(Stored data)
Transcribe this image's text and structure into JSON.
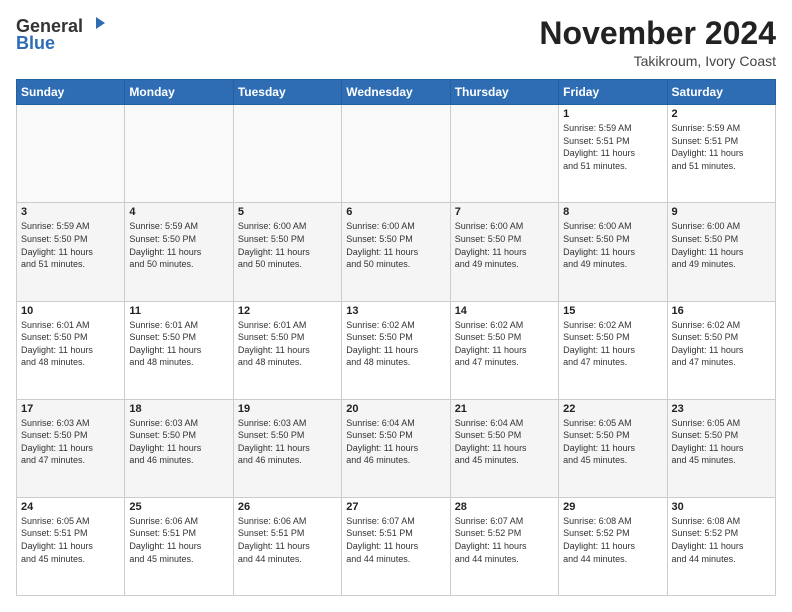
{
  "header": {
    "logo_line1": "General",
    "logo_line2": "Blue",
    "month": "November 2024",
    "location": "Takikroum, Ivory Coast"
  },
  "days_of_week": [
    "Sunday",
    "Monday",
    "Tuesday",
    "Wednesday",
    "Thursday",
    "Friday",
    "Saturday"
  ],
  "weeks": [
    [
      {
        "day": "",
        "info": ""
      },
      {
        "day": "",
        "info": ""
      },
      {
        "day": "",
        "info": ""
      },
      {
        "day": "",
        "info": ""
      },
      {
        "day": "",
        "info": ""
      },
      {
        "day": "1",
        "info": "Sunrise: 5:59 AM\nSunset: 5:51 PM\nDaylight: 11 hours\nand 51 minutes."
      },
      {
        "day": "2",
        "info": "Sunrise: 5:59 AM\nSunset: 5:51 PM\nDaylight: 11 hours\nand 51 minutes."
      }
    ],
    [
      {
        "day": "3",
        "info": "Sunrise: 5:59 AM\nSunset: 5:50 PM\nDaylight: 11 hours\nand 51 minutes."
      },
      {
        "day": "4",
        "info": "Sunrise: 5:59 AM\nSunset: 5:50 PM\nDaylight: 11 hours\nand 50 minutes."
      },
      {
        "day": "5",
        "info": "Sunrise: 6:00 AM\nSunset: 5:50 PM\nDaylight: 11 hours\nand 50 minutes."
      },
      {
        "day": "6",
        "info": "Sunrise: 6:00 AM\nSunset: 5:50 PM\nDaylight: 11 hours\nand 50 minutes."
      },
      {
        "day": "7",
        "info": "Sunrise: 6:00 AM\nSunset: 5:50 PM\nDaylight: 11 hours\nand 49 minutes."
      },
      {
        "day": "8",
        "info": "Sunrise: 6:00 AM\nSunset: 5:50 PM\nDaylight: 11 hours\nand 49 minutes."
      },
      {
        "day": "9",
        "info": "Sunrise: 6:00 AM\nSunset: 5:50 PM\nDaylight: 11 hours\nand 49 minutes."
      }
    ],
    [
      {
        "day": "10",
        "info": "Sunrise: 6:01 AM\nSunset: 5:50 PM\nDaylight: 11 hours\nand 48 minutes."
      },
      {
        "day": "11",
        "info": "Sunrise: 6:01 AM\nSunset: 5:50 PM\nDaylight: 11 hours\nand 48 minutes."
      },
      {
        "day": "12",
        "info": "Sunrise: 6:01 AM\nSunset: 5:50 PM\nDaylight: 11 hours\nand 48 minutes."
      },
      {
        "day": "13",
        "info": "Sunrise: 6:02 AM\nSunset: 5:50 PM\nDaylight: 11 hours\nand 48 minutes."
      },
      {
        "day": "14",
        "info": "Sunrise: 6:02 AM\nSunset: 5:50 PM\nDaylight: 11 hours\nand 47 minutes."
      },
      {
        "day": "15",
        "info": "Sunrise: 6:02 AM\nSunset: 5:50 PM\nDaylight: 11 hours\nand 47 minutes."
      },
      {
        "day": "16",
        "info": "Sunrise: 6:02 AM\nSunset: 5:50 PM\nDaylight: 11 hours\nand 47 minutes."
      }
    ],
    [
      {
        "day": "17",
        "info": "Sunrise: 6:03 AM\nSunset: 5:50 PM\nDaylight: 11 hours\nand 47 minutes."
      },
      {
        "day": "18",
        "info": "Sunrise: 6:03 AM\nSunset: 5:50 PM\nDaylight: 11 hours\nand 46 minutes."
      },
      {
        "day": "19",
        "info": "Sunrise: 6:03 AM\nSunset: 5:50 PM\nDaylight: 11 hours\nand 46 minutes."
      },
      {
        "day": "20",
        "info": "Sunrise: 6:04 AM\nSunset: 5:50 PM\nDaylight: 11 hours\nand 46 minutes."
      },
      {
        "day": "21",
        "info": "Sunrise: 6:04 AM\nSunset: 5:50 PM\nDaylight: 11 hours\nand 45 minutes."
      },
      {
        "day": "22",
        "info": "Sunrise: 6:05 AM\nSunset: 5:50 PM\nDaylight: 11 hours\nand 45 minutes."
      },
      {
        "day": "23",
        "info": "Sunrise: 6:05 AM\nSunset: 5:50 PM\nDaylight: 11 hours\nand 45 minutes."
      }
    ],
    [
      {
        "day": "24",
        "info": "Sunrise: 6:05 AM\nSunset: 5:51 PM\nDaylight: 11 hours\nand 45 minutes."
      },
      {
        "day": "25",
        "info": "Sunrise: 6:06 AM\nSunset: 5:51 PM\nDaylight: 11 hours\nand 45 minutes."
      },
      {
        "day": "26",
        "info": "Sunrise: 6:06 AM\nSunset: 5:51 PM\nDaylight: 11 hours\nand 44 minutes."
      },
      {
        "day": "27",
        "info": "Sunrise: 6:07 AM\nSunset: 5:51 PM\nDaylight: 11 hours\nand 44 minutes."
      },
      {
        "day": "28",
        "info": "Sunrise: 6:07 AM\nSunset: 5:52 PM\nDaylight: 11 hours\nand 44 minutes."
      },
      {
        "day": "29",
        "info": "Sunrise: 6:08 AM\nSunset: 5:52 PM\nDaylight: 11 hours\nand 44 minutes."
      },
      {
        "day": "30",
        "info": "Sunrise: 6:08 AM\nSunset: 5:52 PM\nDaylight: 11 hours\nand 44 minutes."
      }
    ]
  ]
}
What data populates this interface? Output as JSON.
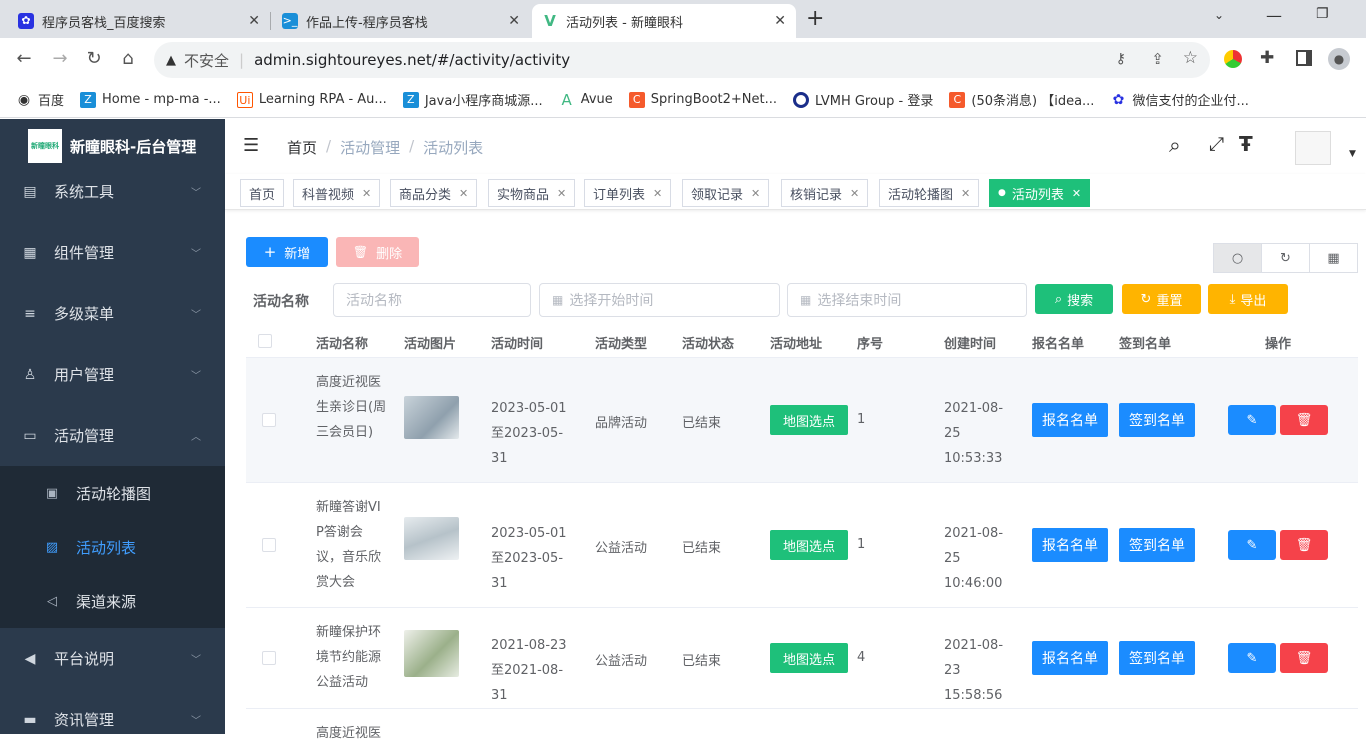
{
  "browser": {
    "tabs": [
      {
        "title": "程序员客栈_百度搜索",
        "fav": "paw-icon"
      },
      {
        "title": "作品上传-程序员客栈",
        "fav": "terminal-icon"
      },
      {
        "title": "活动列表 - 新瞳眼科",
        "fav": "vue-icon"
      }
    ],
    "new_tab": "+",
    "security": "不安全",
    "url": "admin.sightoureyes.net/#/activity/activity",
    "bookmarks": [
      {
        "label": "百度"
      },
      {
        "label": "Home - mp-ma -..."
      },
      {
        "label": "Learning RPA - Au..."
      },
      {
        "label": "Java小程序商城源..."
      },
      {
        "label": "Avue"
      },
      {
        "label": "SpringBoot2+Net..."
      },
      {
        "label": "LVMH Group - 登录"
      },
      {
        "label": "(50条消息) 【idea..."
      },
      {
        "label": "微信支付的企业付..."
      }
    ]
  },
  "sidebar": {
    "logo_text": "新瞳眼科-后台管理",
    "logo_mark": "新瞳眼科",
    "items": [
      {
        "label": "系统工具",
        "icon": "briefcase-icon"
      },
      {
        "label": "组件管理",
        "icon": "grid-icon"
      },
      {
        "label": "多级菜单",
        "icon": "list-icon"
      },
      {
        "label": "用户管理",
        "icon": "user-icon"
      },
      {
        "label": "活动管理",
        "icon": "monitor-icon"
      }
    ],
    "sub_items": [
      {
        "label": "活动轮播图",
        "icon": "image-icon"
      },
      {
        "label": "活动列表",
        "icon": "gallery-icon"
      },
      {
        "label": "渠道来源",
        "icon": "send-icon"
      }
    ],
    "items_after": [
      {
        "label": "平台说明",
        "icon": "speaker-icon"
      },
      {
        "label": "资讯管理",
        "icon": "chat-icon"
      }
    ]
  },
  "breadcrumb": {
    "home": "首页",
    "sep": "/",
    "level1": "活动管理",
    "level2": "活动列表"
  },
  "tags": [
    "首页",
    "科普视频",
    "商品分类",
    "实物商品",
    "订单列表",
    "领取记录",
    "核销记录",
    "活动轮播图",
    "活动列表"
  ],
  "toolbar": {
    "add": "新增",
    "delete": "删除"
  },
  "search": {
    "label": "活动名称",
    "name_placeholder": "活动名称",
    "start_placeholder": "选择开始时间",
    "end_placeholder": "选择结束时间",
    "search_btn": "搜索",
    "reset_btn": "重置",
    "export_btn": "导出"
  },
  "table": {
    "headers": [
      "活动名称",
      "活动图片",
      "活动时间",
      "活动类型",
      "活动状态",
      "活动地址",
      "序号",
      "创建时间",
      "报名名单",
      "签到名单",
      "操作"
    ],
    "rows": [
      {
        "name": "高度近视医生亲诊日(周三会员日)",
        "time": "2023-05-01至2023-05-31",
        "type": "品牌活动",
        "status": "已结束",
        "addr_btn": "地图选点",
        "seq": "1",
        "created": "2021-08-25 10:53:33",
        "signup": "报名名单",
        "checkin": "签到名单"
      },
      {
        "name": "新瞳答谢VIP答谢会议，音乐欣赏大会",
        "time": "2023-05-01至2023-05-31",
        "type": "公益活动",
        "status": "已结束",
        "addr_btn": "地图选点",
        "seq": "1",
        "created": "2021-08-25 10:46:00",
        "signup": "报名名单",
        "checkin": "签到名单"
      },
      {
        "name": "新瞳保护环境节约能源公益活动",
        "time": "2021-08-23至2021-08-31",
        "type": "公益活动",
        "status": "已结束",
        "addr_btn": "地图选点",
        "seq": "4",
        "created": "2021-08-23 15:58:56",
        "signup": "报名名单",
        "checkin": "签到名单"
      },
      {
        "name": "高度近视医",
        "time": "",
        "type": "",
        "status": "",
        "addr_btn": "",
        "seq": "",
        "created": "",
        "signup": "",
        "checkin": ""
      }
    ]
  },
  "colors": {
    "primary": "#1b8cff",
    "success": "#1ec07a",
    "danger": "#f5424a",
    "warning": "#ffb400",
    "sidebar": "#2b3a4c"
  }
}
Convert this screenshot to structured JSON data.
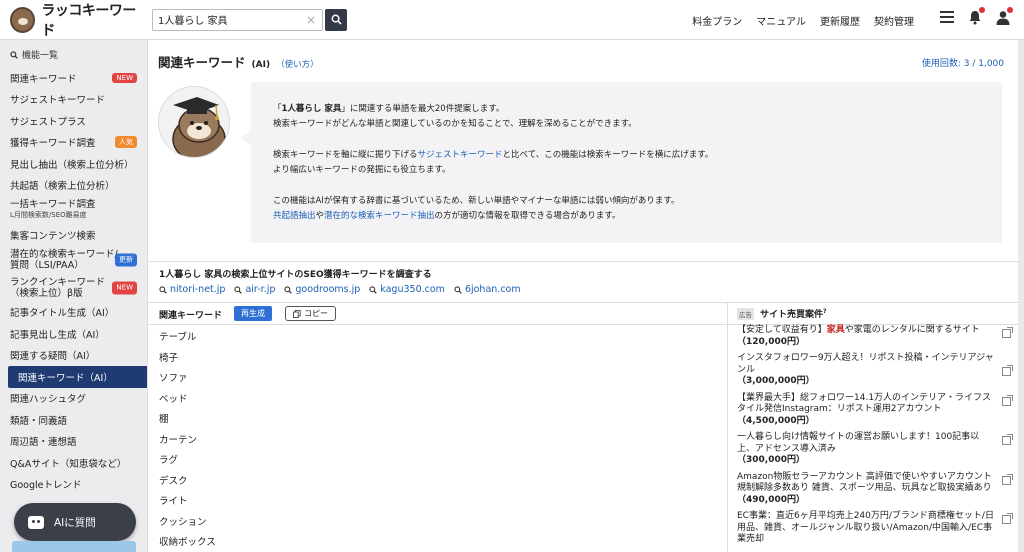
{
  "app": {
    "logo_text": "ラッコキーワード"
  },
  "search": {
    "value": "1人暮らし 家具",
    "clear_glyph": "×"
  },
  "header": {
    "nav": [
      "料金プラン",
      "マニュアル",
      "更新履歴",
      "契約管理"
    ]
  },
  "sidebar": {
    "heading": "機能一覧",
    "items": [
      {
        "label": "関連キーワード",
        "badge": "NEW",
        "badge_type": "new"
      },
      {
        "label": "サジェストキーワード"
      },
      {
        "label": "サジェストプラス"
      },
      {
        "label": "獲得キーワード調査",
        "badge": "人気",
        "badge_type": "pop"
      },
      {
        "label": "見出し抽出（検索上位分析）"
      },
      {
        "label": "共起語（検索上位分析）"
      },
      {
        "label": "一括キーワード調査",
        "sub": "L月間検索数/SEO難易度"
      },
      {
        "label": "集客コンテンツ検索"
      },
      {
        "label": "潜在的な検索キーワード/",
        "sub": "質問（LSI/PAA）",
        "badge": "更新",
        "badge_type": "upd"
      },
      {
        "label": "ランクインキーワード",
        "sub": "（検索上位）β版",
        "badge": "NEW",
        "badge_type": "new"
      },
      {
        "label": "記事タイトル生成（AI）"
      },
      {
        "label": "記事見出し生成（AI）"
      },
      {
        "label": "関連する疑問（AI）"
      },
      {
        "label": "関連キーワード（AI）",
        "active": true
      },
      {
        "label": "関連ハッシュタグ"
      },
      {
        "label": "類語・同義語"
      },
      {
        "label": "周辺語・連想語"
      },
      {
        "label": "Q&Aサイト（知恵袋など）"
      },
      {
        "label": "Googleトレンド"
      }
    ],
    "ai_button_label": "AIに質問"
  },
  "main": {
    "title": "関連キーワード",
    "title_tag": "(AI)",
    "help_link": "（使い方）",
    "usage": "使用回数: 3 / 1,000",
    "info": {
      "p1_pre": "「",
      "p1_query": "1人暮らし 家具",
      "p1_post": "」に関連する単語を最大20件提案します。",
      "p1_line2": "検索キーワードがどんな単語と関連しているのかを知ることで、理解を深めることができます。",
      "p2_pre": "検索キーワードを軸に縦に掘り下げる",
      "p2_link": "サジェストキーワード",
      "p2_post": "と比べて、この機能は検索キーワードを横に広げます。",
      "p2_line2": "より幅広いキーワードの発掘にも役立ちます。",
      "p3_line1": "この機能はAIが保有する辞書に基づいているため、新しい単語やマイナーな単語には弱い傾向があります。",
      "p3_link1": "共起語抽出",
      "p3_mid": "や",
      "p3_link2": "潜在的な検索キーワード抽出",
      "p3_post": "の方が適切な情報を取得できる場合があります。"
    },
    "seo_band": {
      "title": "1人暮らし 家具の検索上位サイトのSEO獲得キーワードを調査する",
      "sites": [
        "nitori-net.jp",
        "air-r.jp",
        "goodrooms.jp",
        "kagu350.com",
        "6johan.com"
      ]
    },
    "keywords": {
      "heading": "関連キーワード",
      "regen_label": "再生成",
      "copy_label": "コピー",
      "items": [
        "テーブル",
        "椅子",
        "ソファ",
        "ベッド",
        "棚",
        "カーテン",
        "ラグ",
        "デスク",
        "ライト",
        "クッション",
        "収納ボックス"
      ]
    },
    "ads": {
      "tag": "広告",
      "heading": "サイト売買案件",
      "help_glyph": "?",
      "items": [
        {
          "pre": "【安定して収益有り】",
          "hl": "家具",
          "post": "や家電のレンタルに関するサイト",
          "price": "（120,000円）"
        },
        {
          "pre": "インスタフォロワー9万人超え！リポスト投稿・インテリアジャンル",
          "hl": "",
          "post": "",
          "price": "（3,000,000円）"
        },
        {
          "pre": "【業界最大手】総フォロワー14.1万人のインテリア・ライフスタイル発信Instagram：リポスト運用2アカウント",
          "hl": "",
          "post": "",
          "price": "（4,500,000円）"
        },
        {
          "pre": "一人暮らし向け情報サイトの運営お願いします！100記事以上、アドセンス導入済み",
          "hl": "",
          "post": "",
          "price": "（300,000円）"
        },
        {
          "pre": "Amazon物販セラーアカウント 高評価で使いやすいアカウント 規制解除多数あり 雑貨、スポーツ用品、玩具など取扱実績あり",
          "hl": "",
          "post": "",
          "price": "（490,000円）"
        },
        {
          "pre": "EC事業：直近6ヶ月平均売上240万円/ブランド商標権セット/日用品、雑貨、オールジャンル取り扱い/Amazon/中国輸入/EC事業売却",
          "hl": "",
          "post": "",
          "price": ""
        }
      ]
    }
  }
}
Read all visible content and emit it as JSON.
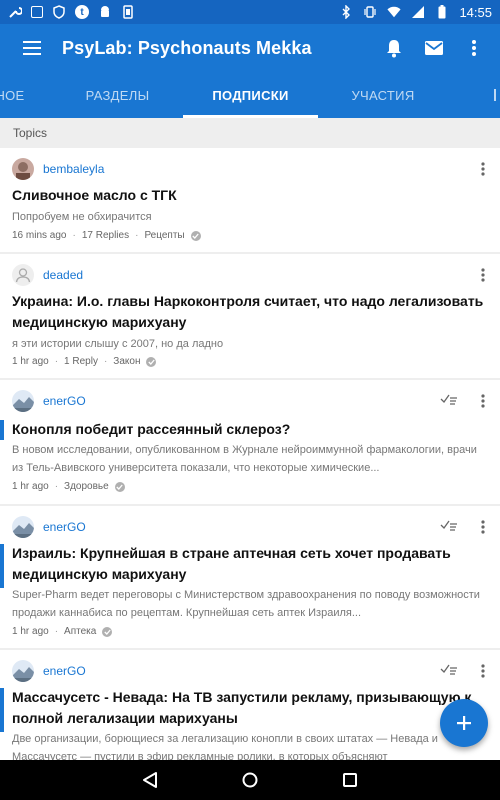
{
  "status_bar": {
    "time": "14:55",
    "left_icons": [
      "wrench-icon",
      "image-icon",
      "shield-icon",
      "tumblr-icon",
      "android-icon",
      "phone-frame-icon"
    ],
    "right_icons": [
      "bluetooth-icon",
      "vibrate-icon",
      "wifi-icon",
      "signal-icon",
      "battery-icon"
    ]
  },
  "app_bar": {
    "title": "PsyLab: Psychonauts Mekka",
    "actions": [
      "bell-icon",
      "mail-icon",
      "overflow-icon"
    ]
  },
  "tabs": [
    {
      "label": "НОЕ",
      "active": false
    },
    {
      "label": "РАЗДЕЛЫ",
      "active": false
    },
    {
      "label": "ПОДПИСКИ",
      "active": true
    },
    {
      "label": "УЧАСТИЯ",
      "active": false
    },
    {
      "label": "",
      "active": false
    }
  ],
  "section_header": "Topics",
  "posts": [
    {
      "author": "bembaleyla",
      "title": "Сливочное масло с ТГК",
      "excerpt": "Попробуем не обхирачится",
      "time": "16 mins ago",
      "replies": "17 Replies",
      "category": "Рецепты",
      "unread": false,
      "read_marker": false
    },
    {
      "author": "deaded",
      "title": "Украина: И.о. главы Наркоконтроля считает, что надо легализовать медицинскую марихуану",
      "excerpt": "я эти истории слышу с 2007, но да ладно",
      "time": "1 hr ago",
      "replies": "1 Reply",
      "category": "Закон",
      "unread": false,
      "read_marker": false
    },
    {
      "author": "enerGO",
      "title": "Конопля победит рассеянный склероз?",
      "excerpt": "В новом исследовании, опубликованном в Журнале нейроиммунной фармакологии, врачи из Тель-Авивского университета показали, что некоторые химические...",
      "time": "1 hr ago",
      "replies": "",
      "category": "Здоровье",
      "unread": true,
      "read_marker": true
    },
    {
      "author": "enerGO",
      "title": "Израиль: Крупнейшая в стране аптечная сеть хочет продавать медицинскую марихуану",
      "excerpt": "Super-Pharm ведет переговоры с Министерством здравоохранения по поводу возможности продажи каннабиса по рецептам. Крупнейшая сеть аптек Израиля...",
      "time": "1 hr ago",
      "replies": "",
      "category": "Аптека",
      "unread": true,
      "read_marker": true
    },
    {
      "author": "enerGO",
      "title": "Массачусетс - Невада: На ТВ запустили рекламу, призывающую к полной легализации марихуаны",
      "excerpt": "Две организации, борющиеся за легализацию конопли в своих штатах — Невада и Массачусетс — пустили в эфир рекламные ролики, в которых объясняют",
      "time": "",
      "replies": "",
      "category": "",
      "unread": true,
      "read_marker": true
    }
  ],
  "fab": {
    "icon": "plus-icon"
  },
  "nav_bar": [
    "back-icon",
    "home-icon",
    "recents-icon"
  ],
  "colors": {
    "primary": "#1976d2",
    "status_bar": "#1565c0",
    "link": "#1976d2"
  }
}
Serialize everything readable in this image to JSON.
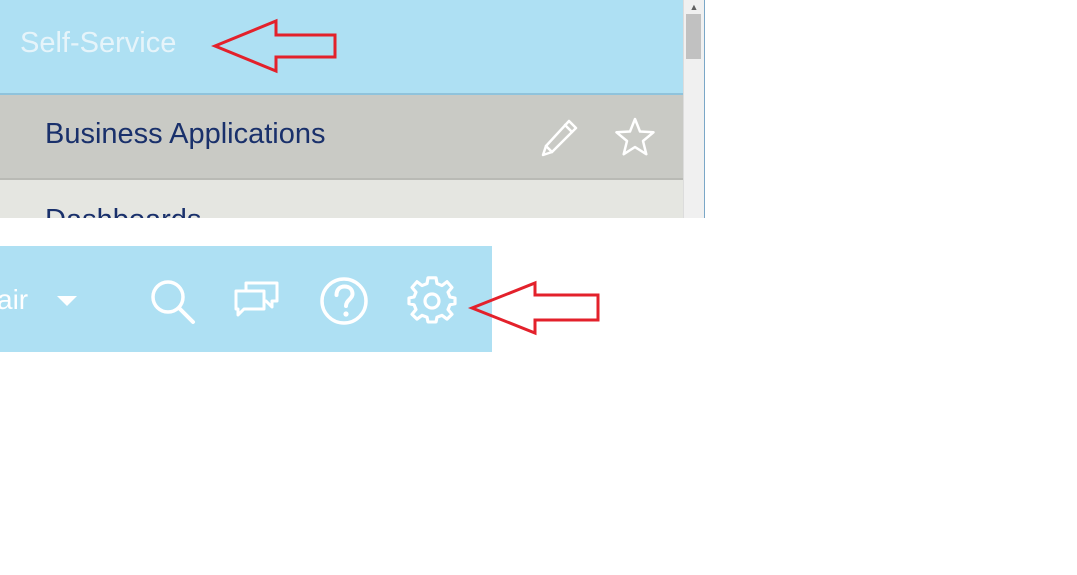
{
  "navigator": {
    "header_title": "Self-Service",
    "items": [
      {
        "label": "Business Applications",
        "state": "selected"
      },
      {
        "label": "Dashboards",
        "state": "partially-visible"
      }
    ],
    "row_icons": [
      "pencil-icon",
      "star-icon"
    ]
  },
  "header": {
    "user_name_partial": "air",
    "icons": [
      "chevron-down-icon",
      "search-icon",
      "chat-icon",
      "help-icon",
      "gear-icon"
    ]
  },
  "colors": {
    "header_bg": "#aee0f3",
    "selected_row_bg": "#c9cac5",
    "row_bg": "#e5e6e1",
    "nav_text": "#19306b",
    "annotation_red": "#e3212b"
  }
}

_TASK REQUIREMENTS_.
The required answer is a single number: the count of lines in the entries that hold the string "this".

_WRITTEN SOLUTION_.
4